- DESCRIPTION OF THE TASK -
Reproduce the lines of the material exactly, excluding every image.

Collection entries

● ● ●

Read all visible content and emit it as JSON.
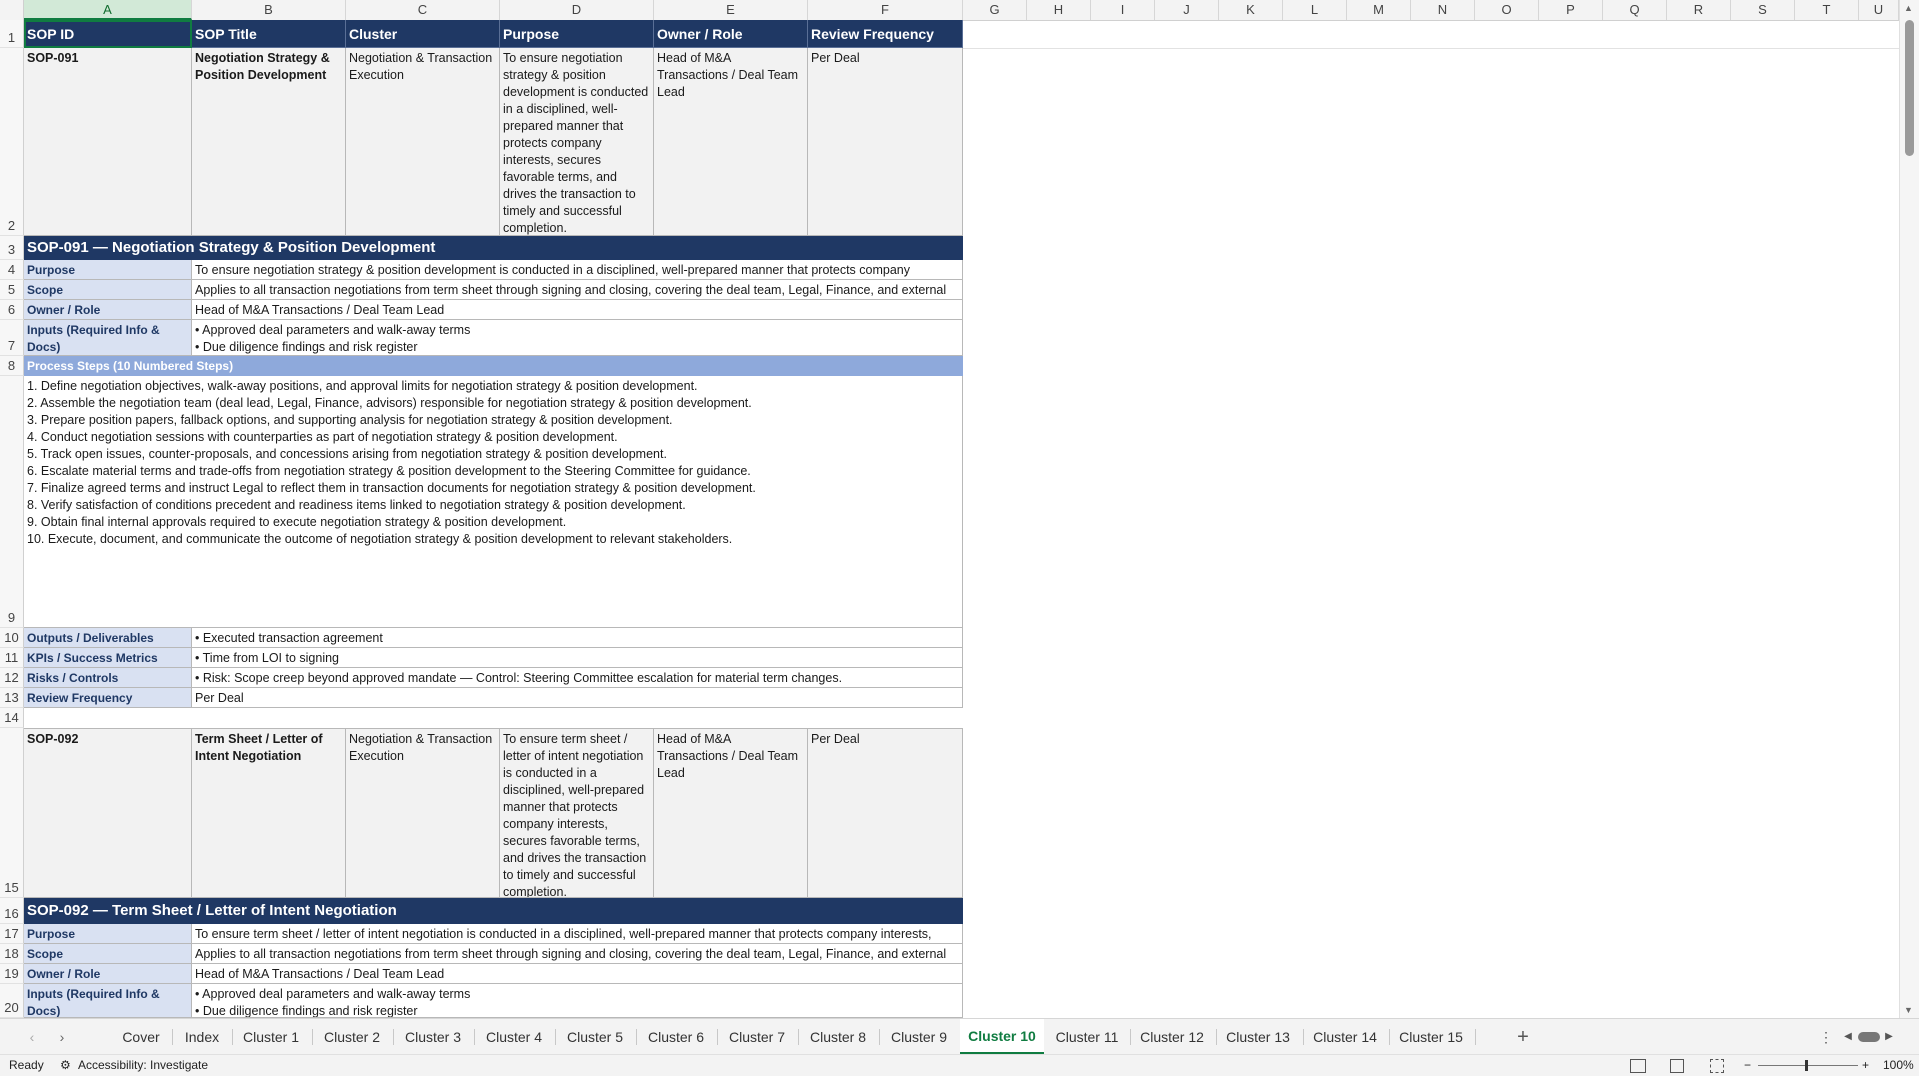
{
  "columns": [
    "A",
    "B",
    "C",
    "D",
    "E",
    "F",
    "G",
    "H",
    "I",
    "J",
    "K",
    "L",
    "M",
    "N",
    "O",
    "P",
    "Q",
    "R",
    "S",
    "T",
    "U"
  ],
  "header_row": {
    "sop_id": "SOP ID",
    "sop_title": "SOP Title",
    "cluster": "Cluster",
    "purpose": "Purpose",
    "owner": "Owner / Role",
    "review": "Review Frequency"
  },
  "rows": [
    "1",
    "2",
    "3",
    "4",
    "5",
    "6",
    "7",
    "8",
    "9",
    "10",
    "11",
    "12",
    "13",
    "14",
    "15",
    "16",
    "17",
    "18",
    "19",
    "20"
  ],
  "sop091": {
    "id": "SOP-091",
    "title": "Negotiation Strategy & Position Development",
    "cluster": "Negotiation & Transaction Execution",
    "purpose": "To ensure negotiation strategy & position development is conducted in a disciplined, well-prepared manner that protects company interests, secures favorable terms, and drives the transaction to timely and successful completion.",
    "owner": "Head of M&A Transactions / Deal Team Lead",
    "review": "Per Deal",
    "heading": "SOP-091  —  Negotiation Strategy & Position Development",
    "labels": {
      "purpose": "Purpose",
      "scope": "Scope",
      "owner": "Owner / Role",
      "inputs": "Inputs (Required Info & Docs)",
      "process": "Process Steps (10 Numbered Steps)",
      "outputs": "Outputs / Deliverables",
      "kpis": "KPIs / Success Metrics",
      "risks": "Risks / Controls",
      "review": "Review Frequency"
    },
    "purpose_line": "To ensure negotiation strategy & position development is conducted in a disciplined, well-prepared manner that protects company",
    "scope_line": "Applies to all transaction negotiations from term sheet through signing and closing, covering the deal team, Legal, Finance, and external",
    "owner_line": "Head of M&A Transactions / Deal Team Lead",
    "inputs": [
      "• Approved deal parameters and walk-away terms",
      "• Due diligence findings and risk register"
    ],
    "steps": [
      "1. Define negotiation objectives, walk-away positions, and approval limits for negotiation strategy & position development.",
      "2. Assemble the negotiation team (deal lead, Legal, Finance, advisors) responsible for negotiation strategy & position development.",
      "3. Prepare position papers, fallback options, and supporting analysis for negotiation strategy & position development.",
      "4. Conduct negotiation sessions with counterparties as part of negotiation strategy & position development.",
      "5. Track open issues, counter-proposals, and concessions arising from negotiation strategy & position development.",
      "6. Escalate material terms and trade-offs from negotiation strategy & position development to the Steering Committee for guidance.",
      "7. Finalize agreed terms and instruct Legal to reflect them in transaction documents for negotiation strategy & position development.",
      "8. Verify satisfaction of conditions precedent and readiness items linked to negotiation strategy & position development.",
      "9. Obtain final internal approvals required to execute negotiation strategy & position development.",
      "10. Execute, document, and communicate the outcome of negotiation strategy & position development to relevant stakeholders."
    ],
    "outputs": "• Executed transaction agreement",
    "kpis": "• Time from LOI to signing",
    "risks": "• Risk: Scope creep beyond approved mandate — Control: Steering Committee escalation for material term changes.",
    "review_line": "Per Deal"
  },
  "sop092": {
    "id": "SOP-092",
    "title": "Term Sheet / Letter of Intent Negotiation",
    "cluster": "Negotiation & Transaction Execution",
    "purpose": "To ensure term sheet / letter of intent negotiation is conducted in a disciplined, well-prepared manner that protects company interests, secures favorable terms, and drives the transaction to timely and successful completion.",
    "owner": "Head of M&A Transactions / Deal Team Lead",
    "review": "Per Deal",
    "heading": "SOP-092  —  Term Sheet / Letter of Intent Negotiation",
    "purpose_line": "To ensure term sheet / letter of intent negotiation is conducted in a disciplined, well-prepared manner that protects company interests,",
    "scope_line": "Applies to all transaction negotiations from term sheet through signing and closing, covering the deal team, Legal, Finance, and external",
    "owner_line": "Head of M&A Transactions / Deal Team Lead",
    "inputs": [
      "• Approved deal parameters and walk-away terms",
      "• Due diligence findings and risk register"
    ]
  },
  "tabs": [
    "Cover",
    "Index",
    "Cluster 1",
    "Cluster 2",
    "Cluster 3",
    "Cluster 4",
    "Cluster 5",
    "Cluster 6",
    "Cluster 7",
    "Cluster 8",
    "Cluster 9",
    "Cluster 10",
    "Cluster 11",
    "Cluster 12",
    "Cluster 13",
    "Cluster 14",
    "Cluster 15"
  ],
  "active_tab": "Cluster 10",
  "status": {
    "ready": "Ready",
    "accessibility": "Accessibility: Investigate",
    "zoom": "100%"
  },
  "icons": {
    "prev": "chevron-left-icon",
    "next": "chevron-right-icon",
    "add": "plus-icon",
    "normal_view": "grid-view-icon",
    "page_layout": "page-layout-icon",
    "page_break": "page-break-icon"
  },
  "colors": {
    "header_navy": "#1f3864",
    "label_blue": "#d9e1f2",
    "process_blue": "#8ea9db",
    "accent_green": "#107c41"
  }
}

● ● ●

- TASK RESPONSE -
Read all visible content and emit it as JSON.
{
  "columns": [
    "A",
    "B",
    "C",
    "D",
    "E",
    "F",
    "G",
    "H",
    "I",
    "J",
    "K",
    "L",
    "M",
    "N",
    "O",
    "P",
    "Q",
    "R",
    "S",
    "T",
    "U"
  ],
  "header_row": {
    "sop_id": "SOP ID",
    "sop_title": "SOP Title",
    "cluster": "Cluster",
    "purpose": "Purpose",
    "owner": "Owner / Role",
    "review": "Review Frequency"
  },
  "rows": [
    "1",
    "2",
    "3",
    "4",
    "5",
    "6",
    "7",
    "8",
    "9",
    "10",
    "11",
    "12",
    "13",
    "14",
    "15",
    "16",
    "17",
    "18",
    "19",
    "20"
  ],
  "sop091": {
    "id": "SOP-091",
    "title": "Negotiation Strategy & Position Development",
    "cluster": "Negotiation & Transaction Execution",
    "purpose": "To ensure negotiation strategy & position development is conducted in a disciplined, well-prepared manner that protects company interests, secures favorable terms, and drives the transaction to timely and successful completion.",
    "owner": "Head of M&A Transactions / Deal Team Lead",
    "review": "Per Deal",
    "heading": "SOP-091  —  Negotiation Strategy & Position Development",
    "labels": {
      "purpose": "Purpose",
      "scope": "Scope",
      "owner": "Owner / Role",
      "inputs": "Inputs (Required Info & Docs)",
      "process": "Process Steps (10 Numbered Steps)",
      "outputs": "Outputs / Deliverables",
      "kpis": "KPIs / Success Metrics",
      "risks": "Risks / Controls",
      "review": "Review Frequency"
    },
    "purpose_line": "To ensure negotiation strategy & position development is conducted in a disciplined, well-prepared manner that protects company",
    "scope_line": "Applies to all transaction negotiations from term sheet through signing and closing, covering the deal team, Legal, Finance, and external",
    "owner_line": "Head of M&A Transactions / Deal Team Lead",
    "inputs": [
      "• Approved deal parameters and walk-away terms",
      "• Due diligence findings and risk register"
    ],
    "steps": [
      "1. Define negotiation objectives, walk-away positions, and approval limits for negotiation strategy & position development.",
      "2. Assemble the negotiation team (deal lead, Legal, Finance, advisors) responsible for negotiation strategy & position development.",
      "3. Prepare position papers, fallback options, and supporting analysis for negotiation strategy & position development.",
      "4. Conduct negotiation sessions with counterparties as part of negotiation strategy & position development.",
      "5. Track open issues, counter-proposals, and concessions arising from negotiation strategy & position development.",
      "6. Escalate material terms and trade-offs from negotiation strategy & position development to the Steering Committee for guidance.",
      "7. Finalize agreed terms and instruct Legal to reflect them in transaction documents for negotiation strategy & position development.",
      "8. Verify satisfaction of conditions precedent and readiness items linked to negotiation strategy & position development.",
      "9. Obtain final internal approvals required to execute negotiation strategy & position development.",
      "10. Execute, document, and communicate the outcome of negotiation strategy & position development to relevant stakeholders."
    ],
    "outputs": "• Executed transaction agreement",
    "kpis": "• Time from LOI to signing",
    "risks": "• Risk: Scope creep beyond approved mandate — Control: Steering Committee escalation for material term changes.",
    "review_line": "Per Deal"
  },
  "sop092": {
    "id": "SOP-092",
    "title": "Term Sheet / Letter of Intent Negotiation",
    "cluster": "Negotiation & Transaction Execution",
    "purpose": "To ensure term sheet / letter of intent negotiation is conducted in a disciplined, well-prepared manner that protects company interests, secures favorable terms, and drives the transaction to timely and successful completion.",
    "owner": "Head of M&A Transactions / Deal Team Lead",
    "review": "Per Deal",
    "heading": "SOP-092  —  Term Sheet / Letter of Intent Negotiation",
    "purpose_line": "To ensure term sheet / letter of intent negotiation is conducted in a disciplined, well-prepared manner that protects company interests,",
    "scope_line": "Applies to all transaction negotiations from term sheet through signing and closing, covering the deal team, Legal, Finance, and external",
    "owner_line": "Head of M&A Transactions / Deal Team Lead",
    "inputs": [
      "• Approved deal parameters and walk-away terms",
      "• Due diligence findings and risk register"
    ]
  },
  "tabs": [
    "Cover",
    "Index",
    "Cluster 1",
    "Cluster 2",
    "Cluster 3",
    "Cluster 4",
    "Cluster 5",
    "Cluster 6",
    "Cluster 7",
    "Cluster 8",
    "Cluster 9",
    "Cluster 10",
    "Cluster 11",
    "Cluster 12",
    "Cluster 13",
    "Cluster 14",
    "Cluster 15"
  ],
  "active_tab": "Cluster 10",
  "status": {
    "ready": "Ready",
    "accessibility": "Accessibility: Investigate",
    "zoom": "100%"
  },
  "icons": {
    "prev": "chevron-left-icon",
    "next": "chevron-right-icon",
    "add": "plus-icon",
    "normal_view": "grid-view-icon",
    "page_layout": "page-layout-icon",
    "page_break": "page-break-icon"
  },
  "colors": {
    "header_navy": "#1f3864",
    "label_blue": "#d9e1f2",
    "process_blue": "#8ea9db",
    "accent_green": "#107c41"
  }
}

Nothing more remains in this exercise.